*** Data lines ***

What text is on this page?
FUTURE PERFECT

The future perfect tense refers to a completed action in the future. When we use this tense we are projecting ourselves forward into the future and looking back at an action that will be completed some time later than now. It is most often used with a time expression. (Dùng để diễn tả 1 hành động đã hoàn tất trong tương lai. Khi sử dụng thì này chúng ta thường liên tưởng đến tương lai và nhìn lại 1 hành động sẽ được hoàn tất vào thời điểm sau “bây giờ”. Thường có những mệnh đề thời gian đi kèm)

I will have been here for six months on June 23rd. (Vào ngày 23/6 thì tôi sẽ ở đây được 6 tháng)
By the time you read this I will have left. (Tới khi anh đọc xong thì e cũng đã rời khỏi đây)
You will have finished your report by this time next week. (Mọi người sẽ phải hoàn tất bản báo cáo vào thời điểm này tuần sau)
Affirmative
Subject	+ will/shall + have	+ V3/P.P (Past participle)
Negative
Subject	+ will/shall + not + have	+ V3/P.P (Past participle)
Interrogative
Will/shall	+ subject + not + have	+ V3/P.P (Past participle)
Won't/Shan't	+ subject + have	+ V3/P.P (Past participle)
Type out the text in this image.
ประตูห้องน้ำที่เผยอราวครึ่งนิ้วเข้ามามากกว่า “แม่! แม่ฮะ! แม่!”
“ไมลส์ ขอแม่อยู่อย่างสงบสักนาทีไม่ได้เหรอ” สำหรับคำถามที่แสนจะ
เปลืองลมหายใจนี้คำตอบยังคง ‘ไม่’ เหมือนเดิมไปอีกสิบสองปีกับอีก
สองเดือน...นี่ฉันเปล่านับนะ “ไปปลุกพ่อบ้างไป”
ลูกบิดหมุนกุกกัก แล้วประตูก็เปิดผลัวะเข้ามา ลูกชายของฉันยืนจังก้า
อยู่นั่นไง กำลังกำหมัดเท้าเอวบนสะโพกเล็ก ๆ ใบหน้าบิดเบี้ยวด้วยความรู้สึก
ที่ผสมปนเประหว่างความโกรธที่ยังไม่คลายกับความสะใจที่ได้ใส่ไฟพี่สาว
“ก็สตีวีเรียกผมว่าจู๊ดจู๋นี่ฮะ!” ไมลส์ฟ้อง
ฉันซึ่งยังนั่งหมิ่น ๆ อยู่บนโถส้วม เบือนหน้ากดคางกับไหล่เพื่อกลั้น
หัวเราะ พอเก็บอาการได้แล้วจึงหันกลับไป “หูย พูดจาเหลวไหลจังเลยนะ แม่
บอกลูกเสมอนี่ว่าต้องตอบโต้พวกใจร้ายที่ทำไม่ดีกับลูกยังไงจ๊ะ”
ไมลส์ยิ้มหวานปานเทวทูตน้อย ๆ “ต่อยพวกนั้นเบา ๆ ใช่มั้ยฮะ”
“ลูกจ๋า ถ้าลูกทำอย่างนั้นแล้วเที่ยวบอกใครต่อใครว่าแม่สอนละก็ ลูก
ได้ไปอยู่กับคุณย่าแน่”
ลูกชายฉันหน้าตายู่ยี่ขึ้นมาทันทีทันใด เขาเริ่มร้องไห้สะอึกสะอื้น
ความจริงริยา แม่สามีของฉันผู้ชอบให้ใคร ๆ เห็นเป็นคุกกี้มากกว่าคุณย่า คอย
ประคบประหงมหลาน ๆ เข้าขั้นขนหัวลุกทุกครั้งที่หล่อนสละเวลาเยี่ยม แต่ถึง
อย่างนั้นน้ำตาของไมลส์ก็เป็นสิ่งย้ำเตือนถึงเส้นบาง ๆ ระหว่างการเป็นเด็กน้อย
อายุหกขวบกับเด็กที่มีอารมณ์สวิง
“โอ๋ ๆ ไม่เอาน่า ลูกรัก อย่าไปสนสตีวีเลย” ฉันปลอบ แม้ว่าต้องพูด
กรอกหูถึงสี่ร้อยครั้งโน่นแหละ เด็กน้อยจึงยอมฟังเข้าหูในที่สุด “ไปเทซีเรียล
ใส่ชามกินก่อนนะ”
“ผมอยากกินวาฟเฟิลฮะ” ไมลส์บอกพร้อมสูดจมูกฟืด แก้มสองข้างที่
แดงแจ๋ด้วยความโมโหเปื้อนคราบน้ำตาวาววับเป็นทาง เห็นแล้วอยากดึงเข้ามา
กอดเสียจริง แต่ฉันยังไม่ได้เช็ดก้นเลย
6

***

### Required work
Reproduce the data in full, exactly as presented.

### Answer to this problem
What text is on this page?
FUTURE PERFECT

The future perfect tense refers to a completed action in the future. When we use this tense we are projecting ourselves forward into the future and looking back at an action that will be completed some time later than now. It is most often used with a time expression. (Dùng để diễn tả 1 hành động đã hoàn tất trong tương lai. Khi sử dụng thì này chúng ta thường liên tưởng đến tương lai và nhìn lại 1 hành động sẽ được hoàn tất vào thời điểm sau “bây giờ”. Thường có những mệnh đề thời gian đi kèm)

I will have been here for six months on June 23rd. (Vào ngày 23/6 thì tôi sẽ ở đây được 6 tháng)
By the time you read this I will have left. (Tới khi anh đọc xong thì e cũng đã rời khỏi đây)
You will have finished your report by this time next week. (Mọi người sẽ phải hoàn tất bản báo cáo vào thời điểm này tuần sau)
Affirmative
Subject	+ will/shall + have	+ V3/P.P (Past participle)
Negative
Subject	+ will/shall + not + have	+ V3/P.P (Past participle)
Interrogative
Will/shall	+ subject + not + have	+ V3/P.P (Past participle)
Won't/Shan't	+ subject + have	+ V3/P.P (Past participle)
Type out the text in this image.
ประตูห้องน้ำที่เผยอราวครึ่งนิ้วเข้ามามากกว่า “แม่! แม่ฮะ! แม่!”
“ไมลส์ ขอแม่อยู่อย่างสงบสักนาทีไม่ได้เหรอ” สำหรับคำถามที่แสนจะ
เปลืองลมหายใจนี้คำตอบยังคง ‘ไม่’ เหมือนเดิมไปอีกสิบสองปีกับอีก
สองเดือน...นี่ฉันเปล่านับนะ “ไปปลุกพ่อบ้างไป”
ลูกบิดหมุนกุกกัก แล้วประตูก็เปิดผลัวะเข้ามา ลูกชายของฉันยืนจังก้า
อยู่นั่นไง กำลังกำหมัดเท้าเอวบนสะโพกเล็ก ๆ ใบหน้าบิดเบี้ยวด้วยความรู้สึก
ที่ผสมปนเประหว่างความโกรธที่ยังไม่คลายกับความสะใจที่ได้ใส่ไฟพี่สาว
“ก็สตีวีเรียกผมว่าจู๊ดจู๋นี่ฮะ!” ไมลส์ฟ้อง
ฉันซึ่งยังนั่งหมิ่น ๆ อยู่บนโถส้วม เบือนหน้ากดคางกับไหล่เพื่อกลั้น
หัวเราะ พอเก็บอาการได้แล้วจึงหันกลับไป “หูย พูดจาเหลวไหลจังเลยนะ แม่
บอกลูกเสมอนี่ว่าต้องตอบโต้พวกใจร้ายที่ทำไม่ดีกับลูกยังไงจ๊ะ”
ไมลส์ยิ้มหวานปานเทวทูตน้อย ๆ “ต่อยพวกนั้นเบา ๆ ใช่มั้ยฮะ”
“ลูกจ๋า ถ้าลูกทำอย่างนั้นแล้วเที่ยวบอกใครต่อใครว่าแม่สอนละก็ ลูก
ได้ไปอยู่กับคุณย่าแน่”
ลูกชายฉันหน้าตายู่ยี่ขึ้นมาทันทีทันใด เขาเริ่มร้องไห้สะอึกสะอื้น
ความจริงริยา แม่สามีของฉันผู้ชอบให้ใคร ๆ เห็นเป็นคุกกี้มากกว่าคุณย่า คอย
ประคบประหงมหลาน ๆ เข้าขั้นขนหัวลุกทุกครั้งที่หล่อนสละเวลาเยี่ยม แต่ถึง
อย่างนั้นน้ำตาของไมลส์ก็เป็นสิ่งย้ำเตือนถึงเส้นบาง ๆ ระหว่างการเป็นเด็กน้อย
อายุหกขวบกับเด็กที่มีอารมณ์สวิง
“โอ๋ ๆ ไม่เอาน่า ลูกรัก อย่าไปสนสตีวีเลย” ฉันปลอบ แม้ว่าต้องพูด
กรอกหูถึงสี่ร้อยครั้งโน่นแหละ เด็กน้อยจึงยอมฟังเข้าหูในที่สุด “ไปเทซีเรียล
ใส่ชามกินก่อนนะ”
“ผมอยากกินวาฟเฟิลฮะ” ไมลส์บอกพร้อมสูดจมูกฟืด แก้มสองข้างที่
แดงแจ๋ด้วยความโมโหเปื้อนคราบน้ำตาวาววับเป็นทาง เห็นแล้วอยากดึงเข้ามา
กอดเสียจริง แต่ฉันยังไม่ได้เช็ดก้นเลย
6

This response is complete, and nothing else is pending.